____ DATA EXCERPTS
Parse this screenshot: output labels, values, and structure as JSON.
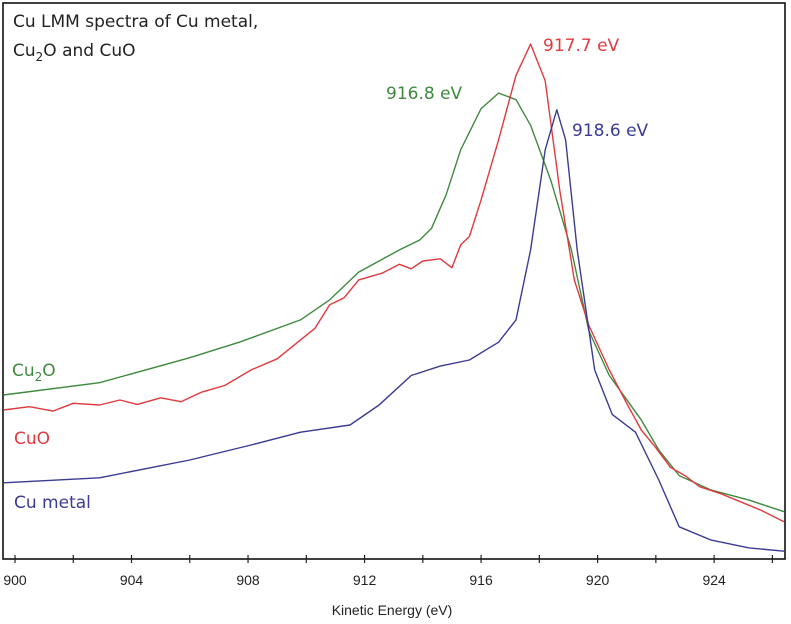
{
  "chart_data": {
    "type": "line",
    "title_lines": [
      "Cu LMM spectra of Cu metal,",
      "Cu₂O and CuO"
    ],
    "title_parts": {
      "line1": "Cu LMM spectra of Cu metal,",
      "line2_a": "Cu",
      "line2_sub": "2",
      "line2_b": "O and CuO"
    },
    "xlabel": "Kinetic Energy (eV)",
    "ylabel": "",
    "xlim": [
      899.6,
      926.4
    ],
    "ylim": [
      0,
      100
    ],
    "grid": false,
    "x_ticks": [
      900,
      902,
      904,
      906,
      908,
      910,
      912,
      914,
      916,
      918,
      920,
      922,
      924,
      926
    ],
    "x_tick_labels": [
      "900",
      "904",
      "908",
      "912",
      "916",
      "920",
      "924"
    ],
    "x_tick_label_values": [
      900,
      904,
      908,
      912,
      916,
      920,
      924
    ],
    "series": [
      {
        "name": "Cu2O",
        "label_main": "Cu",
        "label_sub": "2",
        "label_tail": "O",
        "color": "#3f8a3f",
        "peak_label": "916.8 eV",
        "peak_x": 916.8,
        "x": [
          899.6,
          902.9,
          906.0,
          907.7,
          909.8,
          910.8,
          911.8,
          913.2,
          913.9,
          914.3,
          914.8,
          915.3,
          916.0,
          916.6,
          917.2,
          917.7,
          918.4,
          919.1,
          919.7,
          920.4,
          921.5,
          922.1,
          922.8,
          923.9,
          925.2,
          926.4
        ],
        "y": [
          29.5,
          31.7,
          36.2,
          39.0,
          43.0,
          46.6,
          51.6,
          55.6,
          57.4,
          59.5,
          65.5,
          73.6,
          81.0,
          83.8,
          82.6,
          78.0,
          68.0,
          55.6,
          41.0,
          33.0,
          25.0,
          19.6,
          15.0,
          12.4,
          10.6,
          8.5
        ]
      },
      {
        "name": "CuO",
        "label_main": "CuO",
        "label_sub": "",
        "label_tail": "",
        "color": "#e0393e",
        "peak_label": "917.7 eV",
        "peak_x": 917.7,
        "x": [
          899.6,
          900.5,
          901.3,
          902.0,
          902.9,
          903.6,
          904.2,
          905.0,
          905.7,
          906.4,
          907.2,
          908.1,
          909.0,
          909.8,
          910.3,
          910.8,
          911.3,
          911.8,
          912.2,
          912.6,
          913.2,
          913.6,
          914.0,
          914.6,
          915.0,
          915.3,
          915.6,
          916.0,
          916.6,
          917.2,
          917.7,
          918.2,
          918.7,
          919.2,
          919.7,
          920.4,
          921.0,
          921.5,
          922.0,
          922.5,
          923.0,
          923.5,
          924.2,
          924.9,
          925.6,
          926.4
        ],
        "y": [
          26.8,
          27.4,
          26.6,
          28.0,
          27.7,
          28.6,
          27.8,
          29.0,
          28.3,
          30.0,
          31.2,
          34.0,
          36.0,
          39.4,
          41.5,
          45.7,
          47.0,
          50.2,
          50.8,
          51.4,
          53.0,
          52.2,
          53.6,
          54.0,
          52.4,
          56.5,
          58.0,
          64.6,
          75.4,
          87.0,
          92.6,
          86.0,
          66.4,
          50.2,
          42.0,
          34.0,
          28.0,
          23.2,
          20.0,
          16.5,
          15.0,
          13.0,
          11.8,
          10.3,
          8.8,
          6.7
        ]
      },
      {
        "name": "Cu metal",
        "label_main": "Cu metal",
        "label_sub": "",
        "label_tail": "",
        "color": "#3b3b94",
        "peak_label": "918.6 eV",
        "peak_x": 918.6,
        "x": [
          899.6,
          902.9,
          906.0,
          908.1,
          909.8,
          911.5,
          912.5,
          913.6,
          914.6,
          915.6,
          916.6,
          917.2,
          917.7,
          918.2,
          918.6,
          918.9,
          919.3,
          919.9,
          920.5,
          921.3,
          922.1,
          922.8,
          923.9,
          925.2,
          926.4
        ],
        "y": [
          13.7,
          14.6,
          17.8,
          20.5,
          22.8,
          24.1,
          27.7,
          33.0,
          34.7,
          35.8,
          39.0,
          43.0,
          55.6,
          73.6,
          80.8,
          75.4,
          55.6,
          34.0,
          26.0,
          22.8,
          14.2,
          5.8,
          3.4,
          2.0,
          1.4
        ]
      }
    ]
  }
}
________
### WRITTEN EXERCISE:
Gather each line of the records holding the string "spectra".

### FINISHED ANSWER:
      "Cu LMM spectra of Cu metal,",
      "line1": "Cu LMM spectra of Cu metal,",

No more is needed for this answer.